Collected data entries

------------

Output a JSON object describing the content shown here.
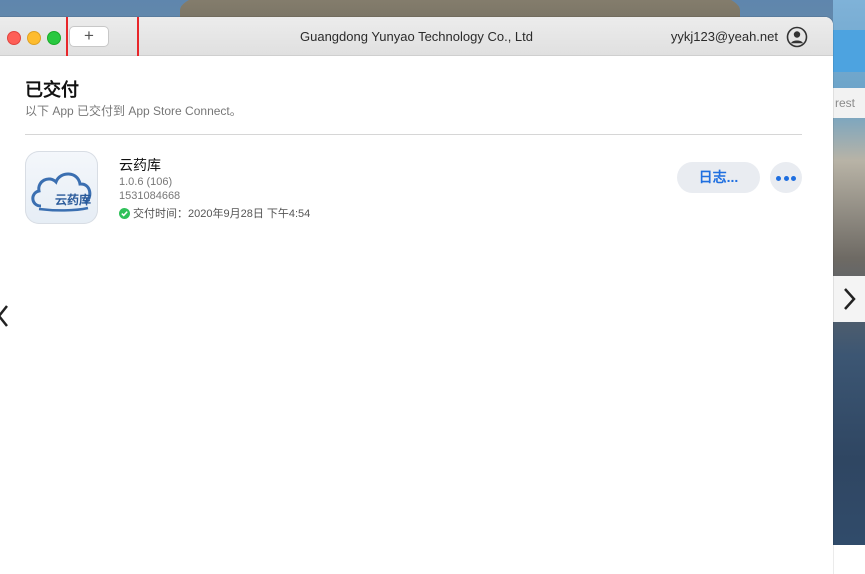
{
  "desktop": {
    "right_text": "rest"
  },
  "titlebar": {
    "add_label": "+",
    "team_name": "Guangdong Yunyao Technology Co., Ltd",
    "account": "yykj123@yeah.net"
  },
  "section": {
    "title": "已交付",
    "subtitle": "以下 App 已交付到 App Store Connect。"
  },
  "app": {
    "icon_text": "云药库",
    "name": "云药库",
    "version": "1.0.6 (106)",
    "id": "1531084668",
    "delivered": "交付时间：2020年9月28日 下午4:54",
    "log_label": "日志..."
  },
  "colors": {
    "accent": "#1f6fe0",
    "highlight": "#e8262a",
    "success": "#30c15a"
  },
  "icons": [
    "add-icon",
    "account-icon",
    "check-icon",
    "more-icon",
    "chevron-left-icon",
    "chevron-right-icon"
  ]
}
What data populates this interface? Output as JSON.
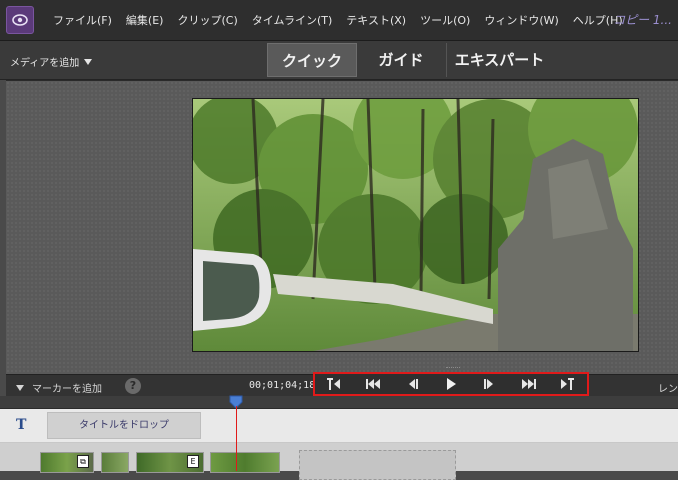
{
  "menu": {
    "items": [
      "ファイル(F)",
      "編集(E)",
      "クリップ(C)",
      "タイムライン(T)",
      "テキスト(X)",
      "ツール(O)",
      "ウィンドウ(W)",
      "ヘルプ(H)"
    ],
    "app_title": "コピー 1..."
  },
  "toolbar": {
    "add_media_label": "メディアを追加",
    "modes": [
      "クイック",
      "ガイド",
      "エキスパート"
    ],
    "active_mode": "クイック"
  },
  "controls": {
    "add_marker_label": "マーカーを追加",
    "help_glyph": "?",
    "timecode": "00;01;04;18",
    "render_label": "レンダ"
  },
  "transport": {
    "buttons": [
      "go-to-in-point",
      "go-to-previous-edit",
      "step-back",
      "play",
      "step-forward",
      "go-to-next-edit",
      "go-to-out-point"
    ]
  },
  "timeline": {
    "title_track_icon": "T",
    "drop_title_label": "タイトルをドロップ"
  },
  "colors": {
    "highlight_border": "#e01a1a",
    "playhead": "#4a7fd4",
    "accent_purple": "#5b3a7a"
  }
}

------------

_GIVEN TASK_
Retype, word for word, only the lines from the line with "What data populates" to the final line of the listing above; the pictures do not belong in the copy.

_FULL SOLUTION_
What data populates this interface? Output as JSON.
{
  "menu": {
    "items": [
      "ファイル(F)",
      "編集(E)",
      "クリップ(C)",
      "タイムライン(T)",
      "テキスト(X)",
      "ツール(O)",
      "ウィンドウ(W)",
      "ヘルプ(H)"
    ],
    "app_title": "コピー 1..."
  },
  "toolbar": {
    "add_media_label": "メディアを追加",
    "modes": [
      "クイック",
      "ガイド",
      "エキスパート"
    ],
    "active_mode": "クイック"
  },
  "controls": {
    "add_marker_label": "マーカーを追加",
    "help_glyph": "?",
    "timecode": "00;01;04;18",
    "render_label": "レンダ"
  },
  "transport": {
    "buttons": [
      "go-to-in-point",
      "go-to-previous-edit",
      "step-back",
      "play",
      "step-forward",
      "go-to-next-edit",
      "go-to-out-point"
    ]
  },
  "timeline": {
    "title_track_icon": "T",
    "drop_title_label": "タイトルをドロップ"
  },
  "colors": {
    "highlight_border": "#e01a1a",
    "playhead": "#4a7fd4",
    "accent_purple": "#5b3a7a"
  }
}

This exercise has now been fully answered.